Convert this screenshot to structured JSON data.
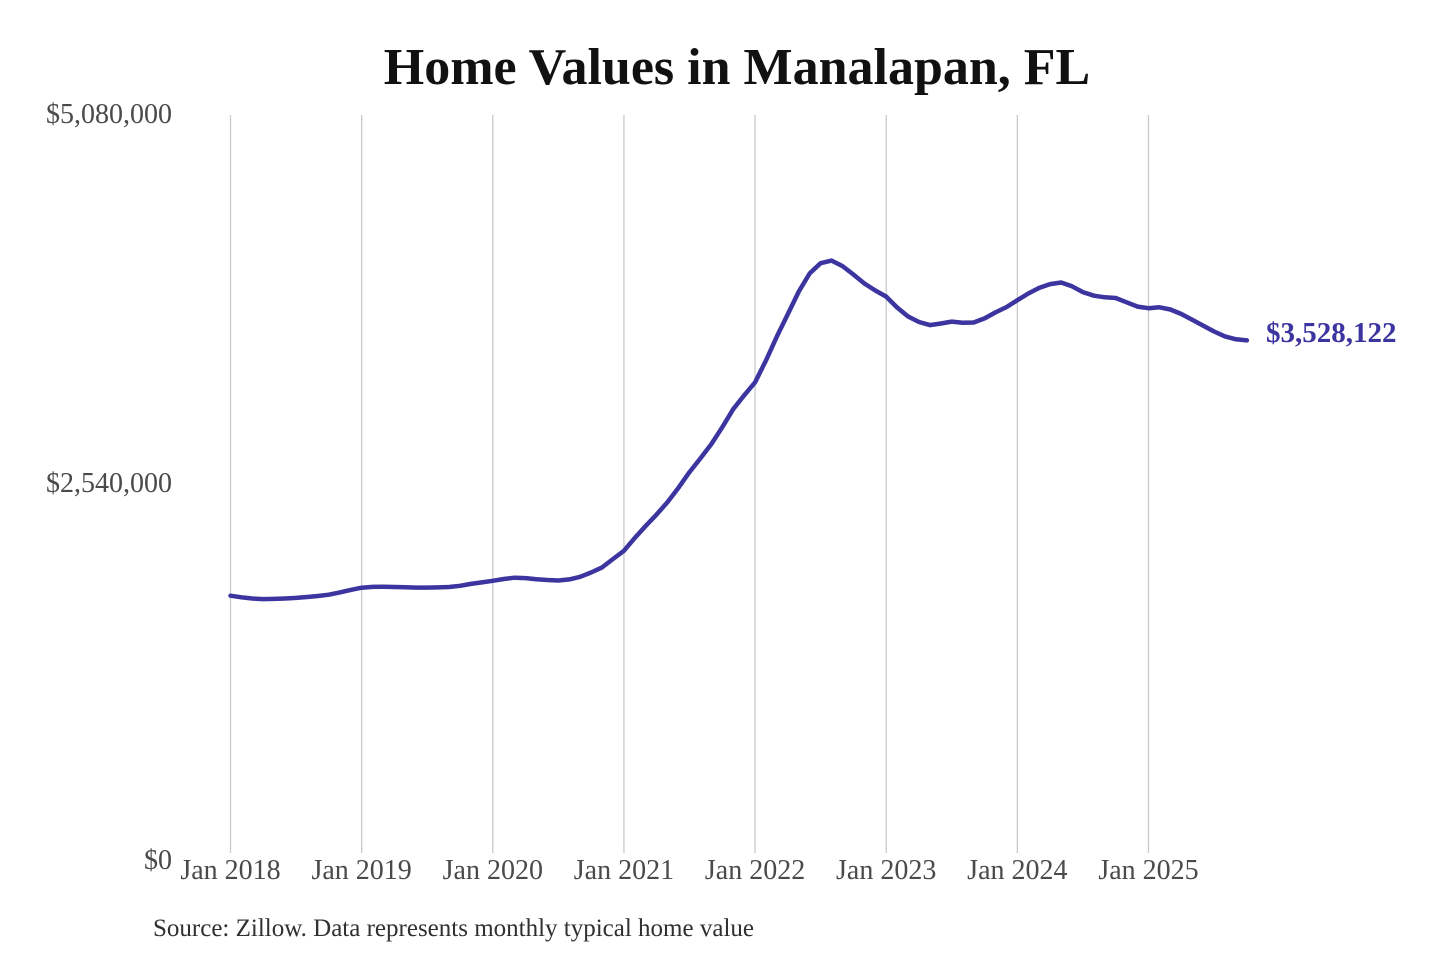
{
  "title": "Home Values in Manalapan, FL",
  "source_note": "Source: Zillow. Data represents monthly typical home value",
  "latest_value_label": "$3,528,122",
  "colors": {
    "line": "#3c35a0",
    "value_label": "#3c35a0",
    "gridline": "#c9c9c9",
    "axis_text": "#4a4a4a",
    "title_text": "#111111",
    "source_text": "#303030",
    "background": "#ffffff"
  },
  "chart_data": {
    "type": "line",
    "title": "Home Values in Manalapan, FL",
    "xlabel": "",
    "ylabel": "",
    "x_unit": "month",
    "x_start": "Jan 2018",
    "x_end": "Oct 2025",
    "x_tick_labels": [
      "Jan 2018",
      "Jan 2019",
      "Jan 2020",
      "Jan 2021",
      "Jan 2022",
      "Jan 2023",
      "Jan 2024",
      "Jan 2025"
    ],
    "y_ticks": [
      0,
      2540000,
      5080000
    ],
    "y_tick_labels": [
      "$0",
      "$2,540,000",
      "$5,080,000"
    ],
    "ylim": [
      0,
      5080000
    ],
    "grid": "vertical-only",
    "legend": "none",
    "annotation_last_value": "$3,528,122",
    "series": [
      {
        "name": "Monthly typical home value",
        "values": [
          1771000,
          1760000,
          1752000,
          1748000,
          1749000,
          1752000,
          1756000,
          1762000,
          1769000,
          1778000,
          1794000,
          1811000,
          1826000,
          1832000,
          1833000,
          1831000,
          1829000,
          1827000,
          1827000,
          1828000,
          1831000,
          1839000,
          1852000,
          1863000,
          1874000,
          1886000,
          1895000,
          1892000,
          1885000,
          1879000,
          1876000,
          1883000,
          1901000,
          1931000,
          1966000,
          2024000,
          2080000,
          2170000,
          2252000,
          2331000,
          2416000,
          2515000,
          2622000,
          2716000,
          2815000,
          2931000,
          3055000,
          3150000,
          3240000,
          3391000,
          3556000,
          3710000,
          3865000,
          3990000,
          4060000,
          4078000,
          4040000,
          3982000,
          3920000,
          3872000,
          3830000,
          3755000,
          3693000,
          3655000,
          3634000,
          3645000,
          3658000,
          3650000,
          3652000,
          3680000,
          3721000,
          3758000,
          3805000,
          3851000,
          3890000,
          3916000,
          3927000,
          3901000,
          3861000,
          3836000,
          3825000,
          3820000,
          3791000,
          3761000,
          3750000,
          3756000,
          3741000,
          3710000,
          3671000,
          3630000,
          3590000,
          3556000,
          3536000,
          3528122
        ]
      }
    ]
  }
}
____________________
#### [BRIEF]
In the entries above, identify every line with the string "typical".

#### [EXERCISE ANSWER]
  "source_note": "Source: Zillow. Data represents monthly typical home value",
        "name": "Monthly typical home value",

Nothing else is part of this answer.